- _Goal of the exercise_:
In the data below, find each line containing the string "para" and return it.

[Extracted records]
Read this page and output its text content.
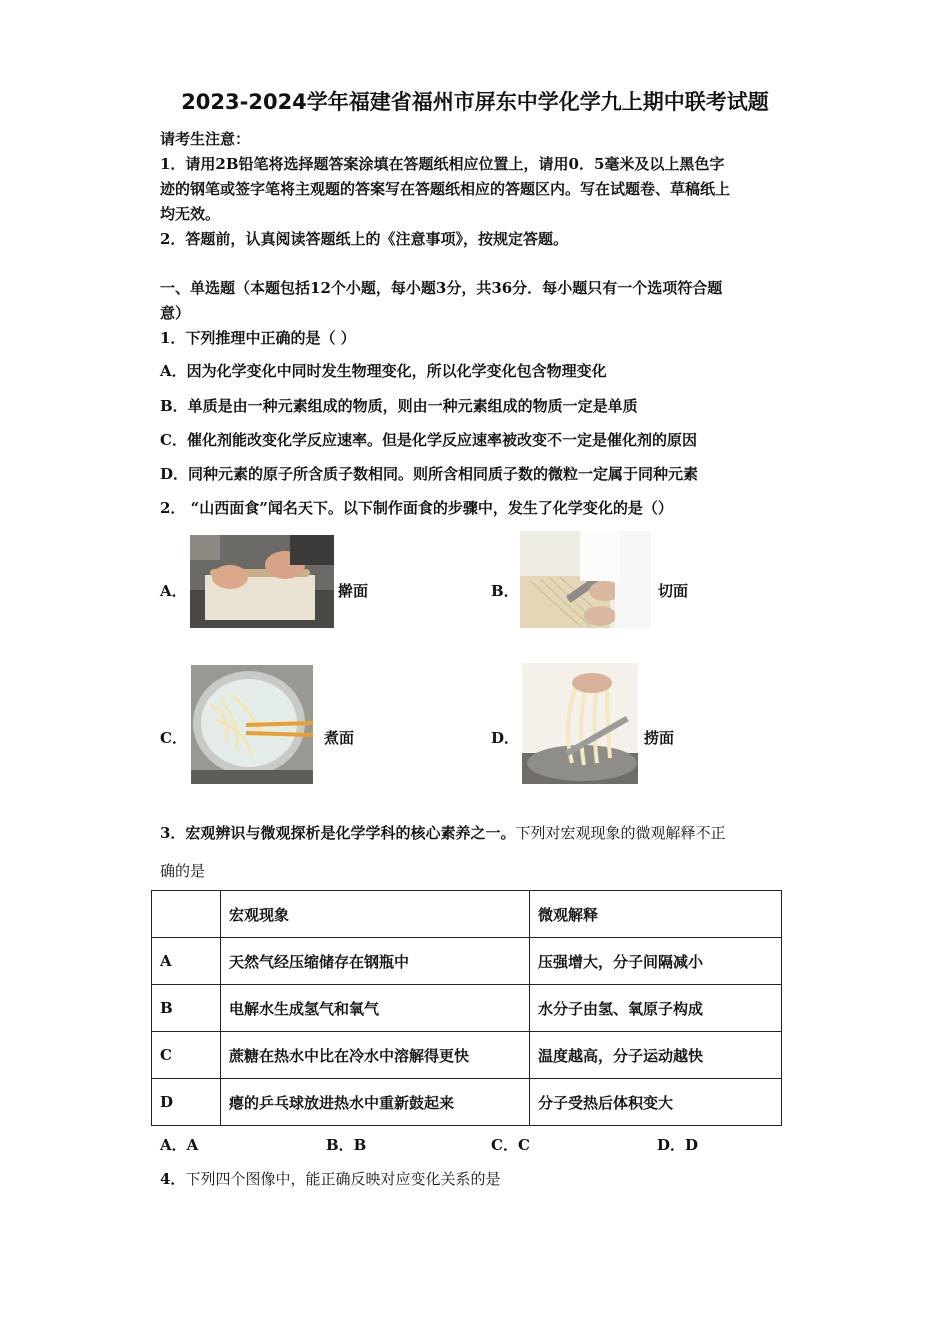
2023-2024学年福建省福州市屏东中学化学九上期中联考试题
请考生注意：
1．请用2B铅笔将选择题答案涂填在答题纸相应位置上，请用0．5毫米及以上黑色字
迹的钢笔或签字笔将主观题的答案写在答题纸相应的答题区内。写在试题卷、草稿纸上
均无效。
2．答题前，认真阅读答题纸上的《注意事项》，按规定答题。
一、单选题（本题包括12个小题，每小题3分，共36分．每小题只有一个选项符合题
意）
1．下列推理中正确的是（ ）
A．因为化学变化中同时发生物理变化，所以化学变化包含物理变化
B．单质是由一种元素组成的物质，则由一种元素组成的物质一定是单质
C．催化剂能改变化学反应速率。但是化学反应速率被改变不一定是催化剂的原因
D．同种元素的原子所含质子数相同。则所含相同质子数的微粒一定属于同种元素
2． “山西面食”闻名天下。以下制作面食的步骤中，发生了化学变化的是（）
A．	擀面	B．	切面
C．	煮面	D．	捞面
3．宏观辨识与微观探析是化学学科的核心素养之一。下列对宏观现象的微观解释不正
确的是
	宏观现象	微观解释
A	天然气经压缩储存在钢瓶中	压强增大，分子间隔减小
B	电解水生成氢气和氧气	水分子由氢、氧原子构成
C	蔗糖在热水中比在冷水中溶解得更快	温度越高，分子运动越快
D	瘪的乒乓球放进热水中重新鼓起来	分子受热后体积变大
A．A	B．B	C．C	D．D
4．下列四个图像中，能正确反映对应变化关系的是
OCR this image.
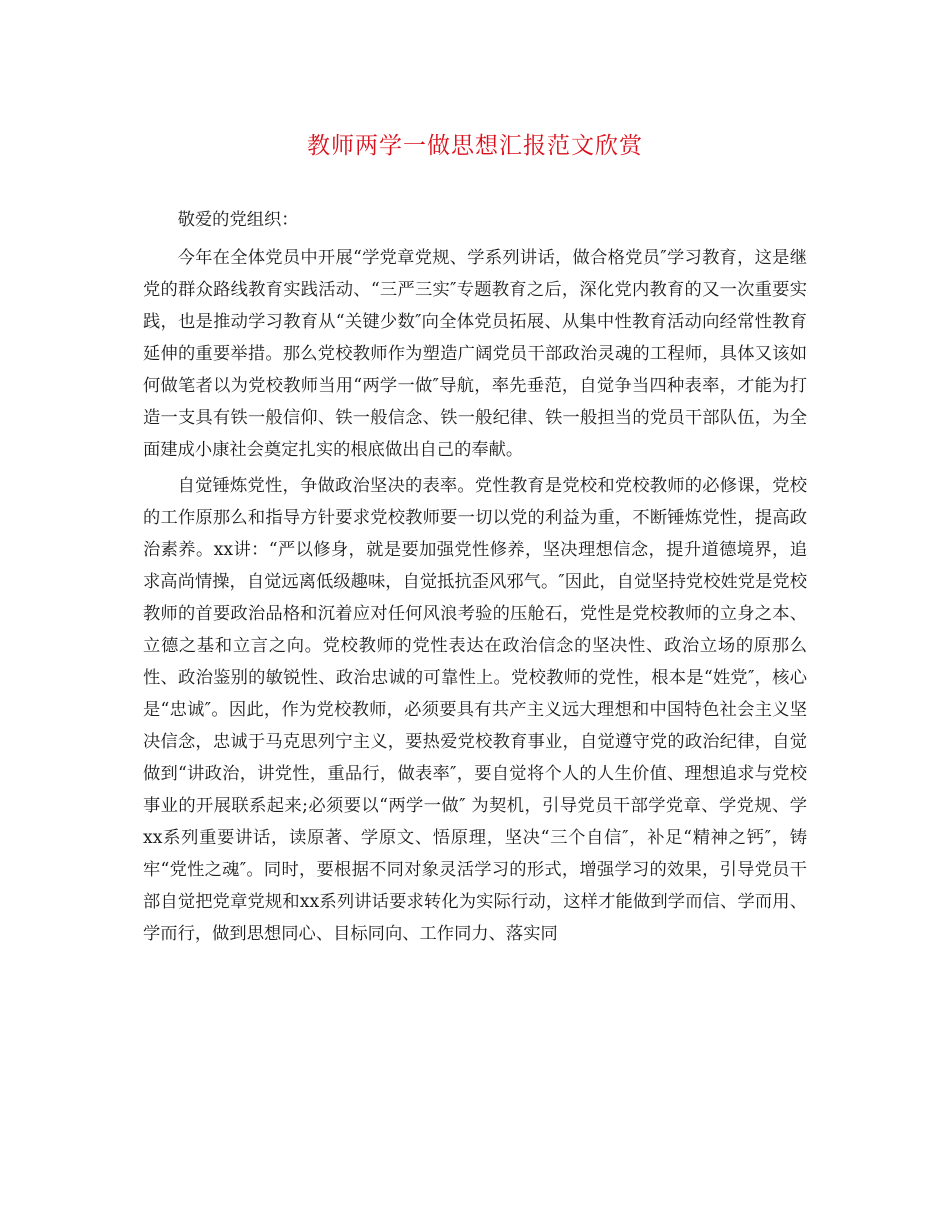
教师两学一做思想汇报范文欣赏

敬爱的党组织：

今年在全体党员中开展“学党章党规、学系列讲话，做合格党员″学习教育，这是继党的群众路线教育实践活动、“三严三实″专题教育之后，深化党内教育的又一次重要实践，也是推动学习教育从“关键少数″向全体党员拓展、从集中性教育活动向经常性教育延伸的重要举措。那么党校教师作为塑造广阔党员干部政治灵魂的工程师，具体又该如何做笔者以为党校教师当用“两学一做″导航，率先垂范，自觉争当四种表率，才能为打造一支具有铁一般信仰、铁一般信念、铁一般纪律、铁一般担当的党员干部队伍，为全面建成小康社会奠定扎实的根底做出自己的奉献。

自觉锤炼党性，争做政治坚决的表率。党性教育是党校和党校教师的必修课，党校的工作原那么和指导方针要求党校教师要一切以党的利益为重，不断锤炼党性，提高政治素养。xx讲：“严以修身，就是要加强党性修养，坚决理想信念，提升道德境界，追求高尚情操，自觉远离低级趣味，自觉抵抗歪风邪气。″因此，自觉坚持党校姓党是党校教师的首要政治品格和沉着应对任何风浪考验的压舱石，党性是党校教师的立身之本、立德之基和立言之向。党校教师的党性表达在政治信念的坚决性、政治立场的原那么性、政治鉴别的敏锐性、政治忠诚的可靠性上。党校教师的党性，根本是“姓党″，核心是“忠诚″。因此，作为党校教师，必须要具有共产主义远大理想和中国特色社会主义坚决信念，忠诚于马克思列宁主义，要热爱党校教育事业，自觉遵守党的政治纪律，自觉做到“讲政治，讲党性，重品行，做表率″，要自觉将个人的人生价值、理想追求与党校事业的开展联系起来;必须要以“两学一做″ 为契机，引导党员干部学党章、学党规、学xx系列重要讲话，读原著、学原文、悟原理，坚决“三个自信″，补足“精神之钙″，铸牢“党性之魂″。同时，要根据不同对象灵活学习的形式，增强学习的效果，引导党员干部自觉把党章党规和xx系列讲话要求转化为实际行动，这样才能做到学而信、学而用、学而行，做到思想同心、目标同向、工作同力、落实同
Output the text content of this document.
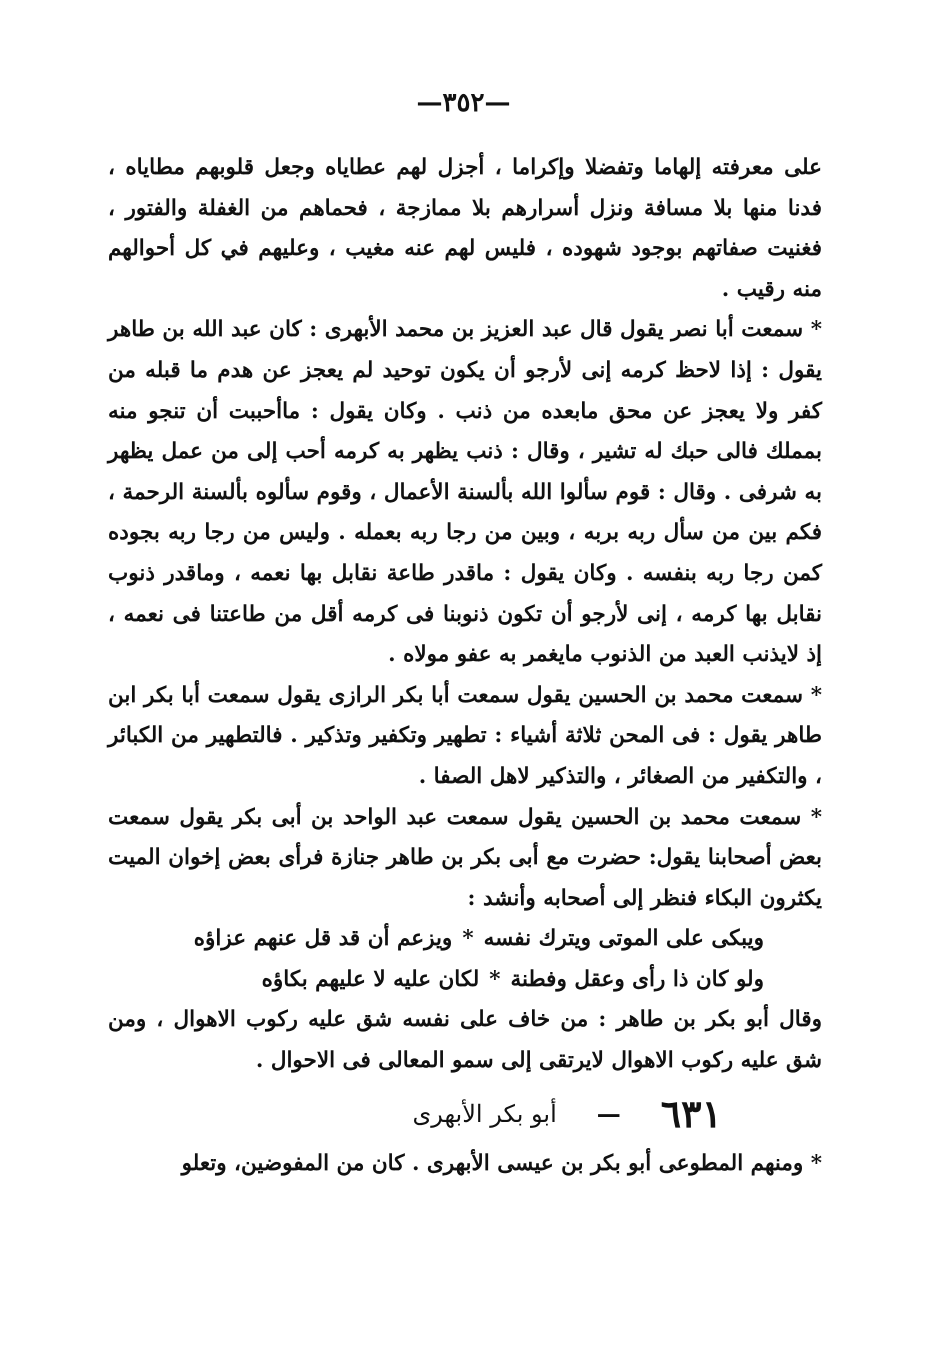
—٣٥٢—

على معرفته إلهاما وتفضلا وإكراما ، أجزل لهم عطاياه وجعل قلوبهم مطاياه ، فدنا منها بلا مسافة ونزل أسرارهم بلا ممازجة ، فحماهم من الغفلة والفتور ، فغنيت صفاتهم بوجود شهوده ، فليس لهم عنه مغيب ، وعليهم في كل أحوالهم منه رقيب .

* سمعت أبا نصر يقول قال عبد العزيز بن محمد الأبهرى : كان عبد الله بن طاهر يقول : إذا لاحظ كرمه إنى لأرجو أن يكون توحيد لم يعجز عن هدم ما قبله من كفر ولا يعجز عن محق مابعده من ذنب . وكان يقول : ماأحببت أن تنجو منه بمملك فالى حبك له تشير ، وقال : ذنب يظهر به كرمه أحب إلى من عمل يظهر به شرفى . وقال : قوم سألوا الله بألسنة الأعمال ، وقوم سألوه بألسنة الرحمة ، فكم بين من سأل ربه بربه ، وبين من رجا ربه بعمله . وليس من رجا ربه بجوده كمن رجا ربه بنفسه . وكان يقول : ماقدر طاعة نقابل بها نعمه ، وماقدر ذنوب نقابل بها كرمه ، إنى لأرجو أن تكون ذنوبنا فى كرمه أقل من طاعتنا فى نعمه ، إذ لايذنب العبد من الذنوب مايغمر به عفو مولاه .

* سمعت محمد بن الحسين يقول سمعت أبا بكر الرازى يقول سمعت أبا بكر ابن طاهر يقول : فى المحن ثلاثة أشياء : تطهير وتكفير وتذكير . فالتطهير من الكبائر ، والتكفير من الصغائر ، والتذكير لاهل الصفا .

* سمعت محمد بن الحسين يقول سمعت عبد الواحد بن أبى بكر يقول سمعت بعض أصحابنا يقول: حضرت مع أبى بكر بن طاهر جنازة فرأى بعض إخوان الميت يكثرون البكاء فنظر إلى أصحابه وأنشد :

ويبكى على الموتى ويترك نفسه
*
ويزعم أن قد قل عنهم عزاؤه
ولو كان ذا رأى وعقل وفطنة
*
لكان عليه لا عليهم بكاؤه

وقال أبو بكر بن طاهر : من خاف على نفسه شق عليه ركوب الاهوال ، ومن شق عليه ركوب الاهوال لايرتقى إلى سمو المعالى فى الاحوال .

٦٣١
—
أبو بكر الأبهرى

* ومنهم المطوعى أبو بكر بن عيسى الأبهرى . كان من المفوضين، وتعلو
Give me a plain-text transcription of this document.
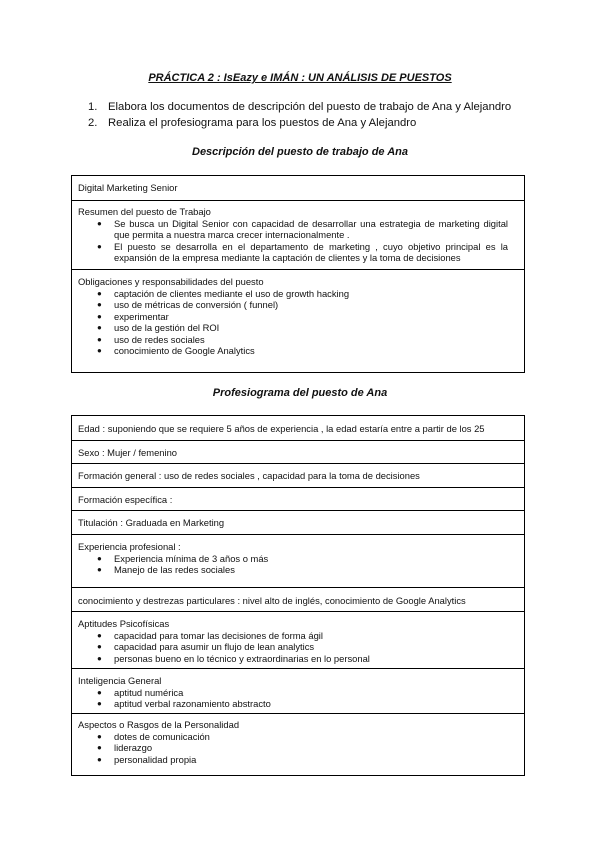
PRÁCTICA 2 : IsEazy e IMÁN : UN ANÁLISIS DE PUESTOS
1. Elabora los documentos de descripción del puesto de trabajo de Ana y Alejandro
2. Realiza el profesiograma para los puestos de Ana y Alejandro
Descripción del puesto de trabajo de Ana
Digital Marketing Senior
Resumen del puesto de Trabajo
● Se busca un Digital Senior con capacidad de desarrollar una estrategia de marketing digital que permita a nuestra marca crecer internacionalmente .
● El puesto se desarrolla en el departamento de marketing , cuyo objetivo principal es la expansión de la empresa mediante la captación de clientes y la toma de decisiones
Obligaciones y responsabilidades del puesto
● captación de clientes mediante el uso de growth hacking
● uso de métricas de conversión ( funnel)
● experimentar
● uso de la gestión del ROI
● uso de redes sociales
● conocimiento de Google Analytics
Profesiograma del puesto de Ana
Edad : suponiendo que se requiere 5 años de experiencia , la edad estaría entre a partir de los 25
Sexo : Mujer / femenino
Formación general : uso de redes sociales , capacidad para la toma de decisiones
Formación específica :
Titulación : Graduada en Marketing
Experiencia profesional :
● Experiencia mínima de 3 años o más
● Manejo de las redes sociales
conocimiento y destrezas particulares : nivel alto de inglés, conocimiento de Google Analytics
Aptitudes Psicofísicas
● capacidad para tomar las decisiones de forma ágil
● capacidad para asumir un flujo de lean analytics
● personas bueno en lo técnico y extraordinarias en lo personal
Inteligencia General
● aptitud numérica
● aptitud verbal razonamiento abstracto
Aspectos o Rasgos de la Personalidad
● dotes de comunicación
● liderazgo
● personalidad propia
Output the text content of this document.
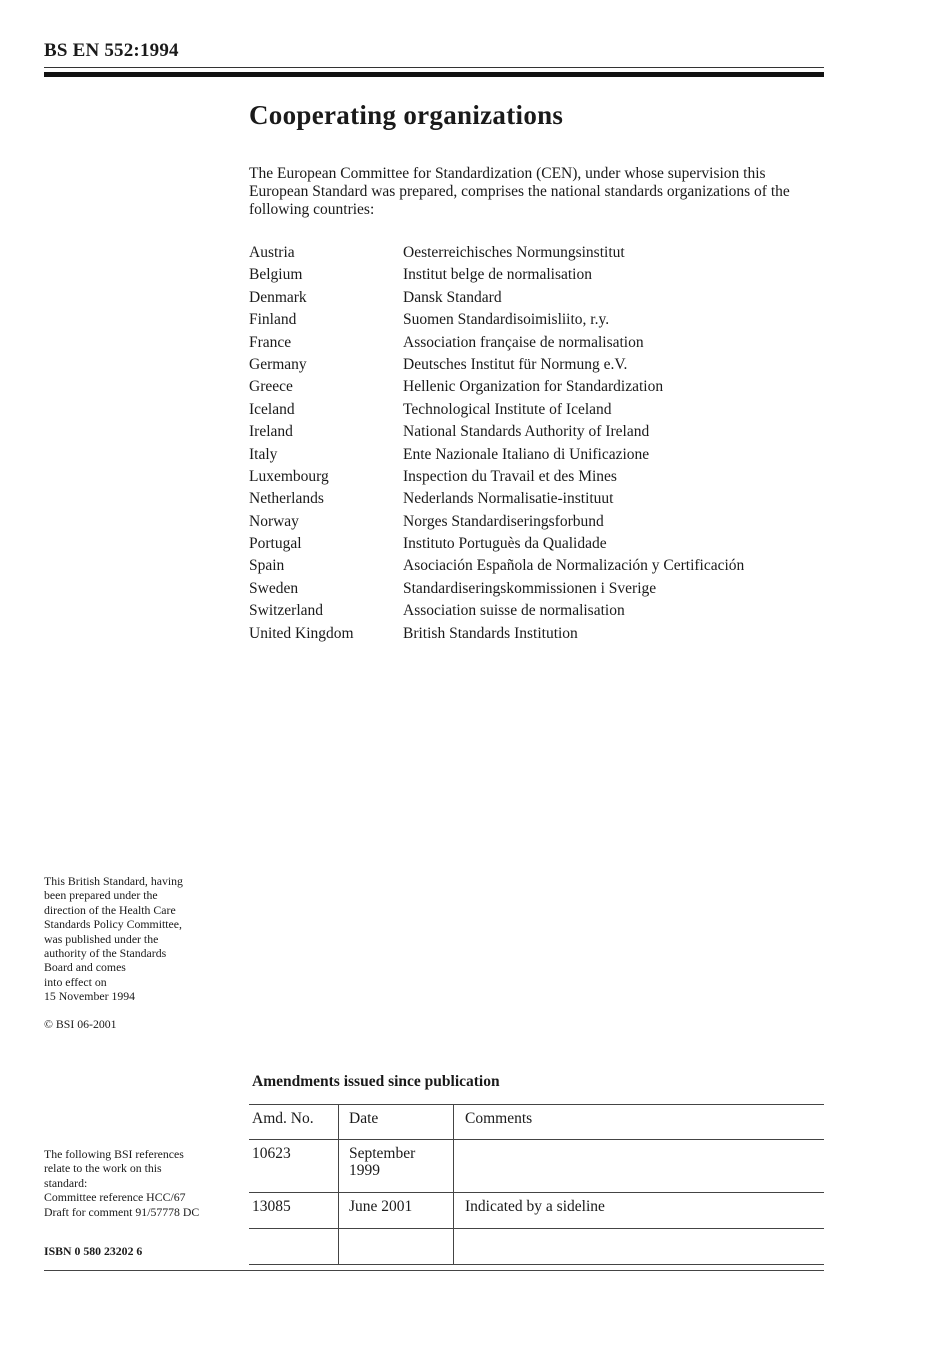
BS EN 552:1994
Cooperating organizations

The European Committee for Standardization (CEN), under whose supervision this European Standard was prepared, comprises the national standards organizations of the following countries:

Austria	Oesterreichisches Normungsinstitut
Belgium	Institut belge de normalisation
Denmark	Dansk Standard
Finland	Suomen Standardisoimisliito, r.y.
France	Association française de normalisation
Germany	Deutsches Institut für Normung e.V.
Greece	Hellenic Organization for Standardization
Iceland	Technological Institute of Iceland
Ireland	National Standards Authority of Ireland
Italy	Ente Nazionale Italiano di Unificazione
Luxembourg	Inspection du Travail et des Mines
Netherlands	Nederlands Normalisatie-instituut
Norway	Norges Standardiseringsforbund
Portugal	Instituto Portuguès da Qualidade
Spain	Asociación Española de Normalización y Certificación
Sweden	Standardiseringskommissionen i Sverige
Switzerland	Association suisse de normalisation
United Kingdom	British Standards Institution

This British Standard, having
been prepared under the
direction of the Health Care
Standards Policy Committee,
was published under the
authority of the Standards
Board and comes
into effect on
15 November 1994

© BSI 06-2001
Amendments issued since publication
Amd. No.	Date	Comments
10623	September
1999	
13085	June 2001	Indicated by a sideline

The following BSI references
relate to the work on this
standard:
Committee reference HCC/67
Draft for comment 91/57778 DC

ISBN 0 580 23202 6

- _Completed task_:
2. Realiza el profesiograma para los puestos de Ana y Alejandro
Formación general : uso de redes sociales , capacidad para la toma de decisiones
● capacidad para tomar las decisiones de forma ágil
● capacidad para asumir un flujo de lean analytics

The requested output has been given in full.